▶ **DATA LISTING**
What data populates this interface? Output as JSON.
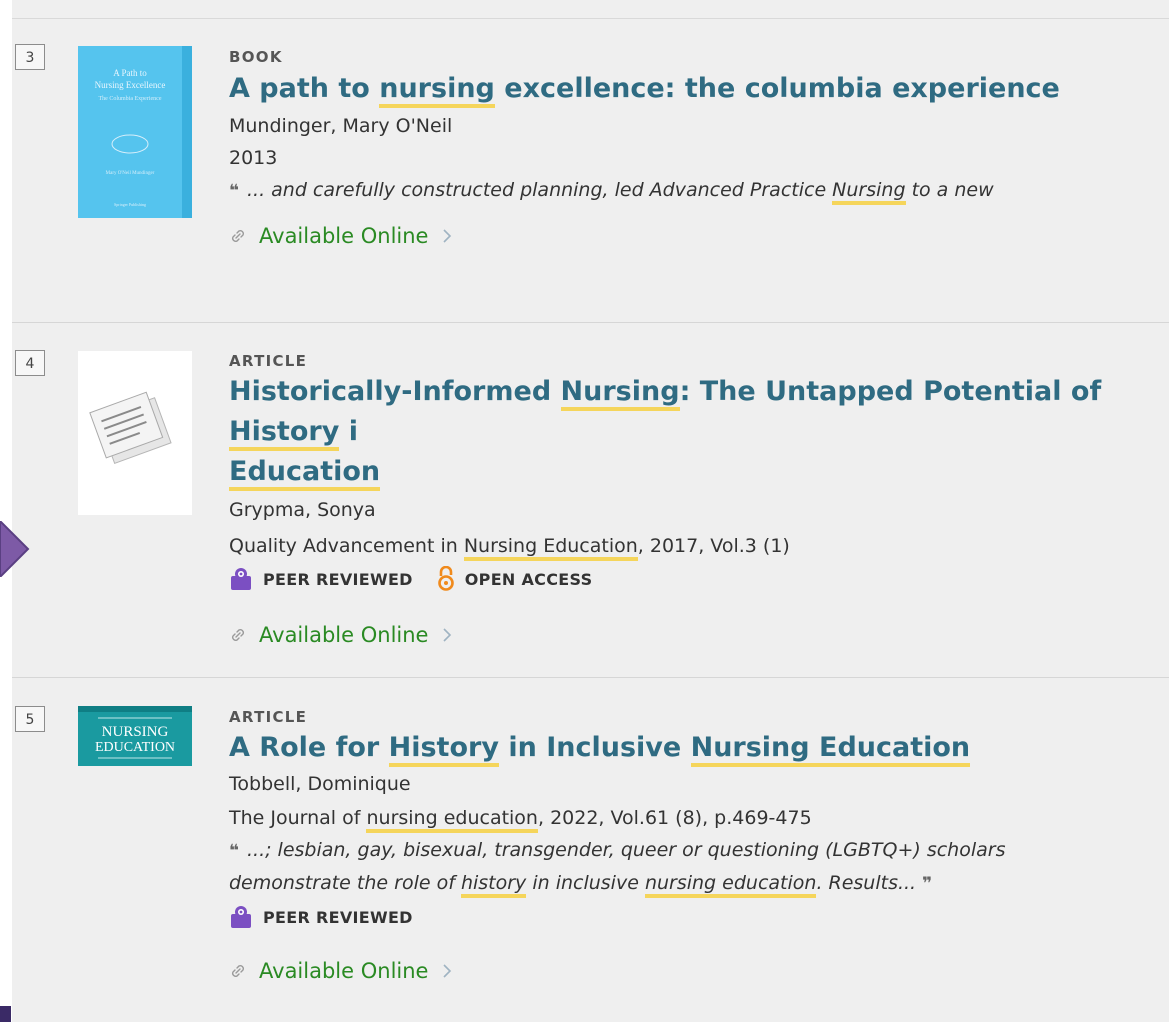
{
  "results": [
    {
      "number": "3",
      "type": "BOOK",
      "title": [
        {
          "t": "A path to "
        },
        {
          "t": "nursing",
          "hl": true
        },
        {
          "t": " excellence: the columbia experience"
        }
      ],
      "author": "Mundinger, Mary O'Neil",
      "date": "2013",
      "snippet": [
        {
          "t": "... and carefully constructed planning, led Advanced Practice "
        },
        {
          "t": "Nursing",
          "hl": true
        },
        {
          "t": " to a new"
        }
      ],
      "availability": "Available Online",
      "thumbnail": {
        "kind": "book-cover-icon",
        "color": "#55c4ee"
      }
    },
    {
      "number": "4",
      "type": "ARTICLE",
      "title": [
        {
          "t": "Historically-Informed "
        },
        {
          "t": "Nursing",
          "hl": true
        },
        {
          "t": ": The Untapped Potential of "
        },
        {
          "t": "History",
          "hl": true
        },
        {
          "t": " i"
        },
        {
          "br": true
        },
        {
          "t": "Education",
          "hl": true
        }
      ],
      "author": "Grypma, Sonya",
      "source": [
        {
          "t": "Quality Advancement in "
        },
        {
          "t": "Nursing Education",
          "hl": true
        },
        {
          "t": ", 2017, Vol.3 (1)"
        }
      ],
      "badges": [
        {
          "label": "PEER REVIEWED",
          "icon": "peer-reviewed-icon"
        },
        {
          "label": "OPEN ACCESS",
          "icon": "open-access-icon"
        }
      ],
      "availability": "Available Online",
      "thumbnail": {
        "kind": "document-icon",
        "color": "#ffffff"
      }
    },
    {
      "number": "5",
      "type": "ARTICLE",
      "title": [
        {
          "t": "A Role for "
        },
        {
          "t": "History",
          "hl": true
        },
        {
          "t": " in Inclusive "
        },
        {
          "t": "Nursing Education",
          "hl": true
        }
      ],
      "author": "Tobbell, Dominique",
      "source": [
        {
          "t": "The Journal of "
        },
        {
          "t": "nursing education",
          "hl": true
        },
        {
          "t": ", 2022, Vol.61 (8), p.469-475"
        }
      ],
      "snippet": [
        {
          "t": "...; lesbian, gay, bisexual, transgender, queer or questioning (LGBTQ+) scholars"
        },
        {
          "br": true
        },
        {
          "t": "demonstrate the role of "
        },
        {
          "t": "history",
          "hl": true
        },
        {
          "t": " in inclusive "
        },
        {
          "t": "nursing education",
          "hl": true
        },
        {
          "t": ". Results..."
        }
      ],
      "badges": [
        {
          "label": "PEER REVIEWED",
          "icon": "peer-reviewed-icon"
        }
      ],
      "availability": "Available Online",
      "thumbnail": {
        "kind": "journal-cover-icon",
        "color": "#1a9aa0"
      }
    }
  ],
  "colors": {
    "title": "#2f6b82",
    "highlight": "#f5d55b",
    "available": "#2a8a23",
    "peer_reviewed": "#7b4fc2",
    "open_access": "#f08a1c",
    "side_arrow": "#7d5aa6"
  },
  "side_arrow_icon": "chevron-right-icon"
}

▶ **YOUR TASK**
Give every line back word for word and leave the pictures out.

▶ **EXERCISE SOLUTION**
What data populates this interface? Output as JSON.
{
  "results": [
    {
      "number": "3",
      "type": "BOOK",
      "title": [
        {
          "t": "A path to "
        },
        {
          "t": "nursing",
          "hl": true
        },
        {
          "t": " excellence: the columbia experience"
        }
      ],
      "author": "Mundinger, Mary O'Neil",
      "date": "2013",
      "snippet": [
        {
          "t": "... and carefully constructed planning, led Advanced Practice "
        },
        {
          "t": "Nursing",
          "hl": true
        },
        {
          "t": " to a new"
        }
      ],
      "availability": "Available Online",
      "thumbnail": {
        "kind": "book-cover-icon",
        "color": "#55c4ee"
      }
    },
    {
      "number": "4",
      "type": "ARTICLE",
      "title": [
        {
          "t": "Historically-Informed "
        },
        {
          "t": "Nursing",
          "hl": true
        },
        {
          "t": ": The Untapped Potential of "
        },
        {
          "t": "History",
          "hl": true
        },
        {
          "t": " i"
        },
        {
          "br": true
        },
        {
          "t": "Education",
          "hl": true
        }
      ],
      "author": "Grypma, Sonya",
      "source": [
        {
          "t": "Quality Advancement in "
        },
        {
          "t": "Nursing Education",
          "hl": true
        },
        {
          "t": ", 2017, Vol.3 (1)"
        }
      ],
      "badges": [
        {
          "label": "PEER REVIEWED",
          "icon": "peer-reviewed-icon"
        },
        {
          "label": "OPEN ACCESS",
          "icon": "open-access-icon"
        }
      ],
      "availability": "Available Online",
      "thumbnail": {
        "kind": "document-icon",
        "color": "#ffffff"
      }
    },
    {
      "number": "5",
      "type": "ARTICLE",
      "title": [
        {
          "t": "A Role for "
        },
        {
          "t": "History",
          "hl": true
        },
        {
          "t": " in Inclusive "
        },
        {
          "t": "Nursing Education",
          "hl": true
        }
      ],
      "author": "Tobbell, Dominique",
      "source": [
        {
          "t": "The Journal of "
        },
        {
          "t": "nursing education",
          "hl": true
        },
        {
          "t": ", 2022, Vol.61 (8), p.469-475"
        }
      ],
      "snippet": [
        {
          "t": "...; lesbian, gay, bisexual, transgender, queer or questioning (LGBTQ+) scholars"
        },
        {
          "br": true
        },
        {
          "t": "demonstrate the role of "
        },
        {
          "t": "history",
          "hl": true
        },
        {
          "t": " in inclusive "
        },
        {
          "t": "nursing education",
          "hl": true
        },
        {
          "t": ". Results..."
        }
      ],
      "badges": [
        {
          "label": "PEER REVIEWED",
          "icon": "peer-reviewed-icon"
        }
      ],
      "availability": "Available Online",
      "thumbnail": {
        "kind": "journal-cover-icon",
        "color": "#1a9aa0"
      }
    }
  ],
  "colors": {
    "title": "#2f6b82",
    "highlight": "#f5d55b",
    "available": "#2a8a23",
    "peer_reviewed": "#7b4fc2",
    "open_access": "#f08a1c",
    "side_arrow": "#7d5aa6"
  },
  "side_arrow_icon": "chevron-right-icon"
}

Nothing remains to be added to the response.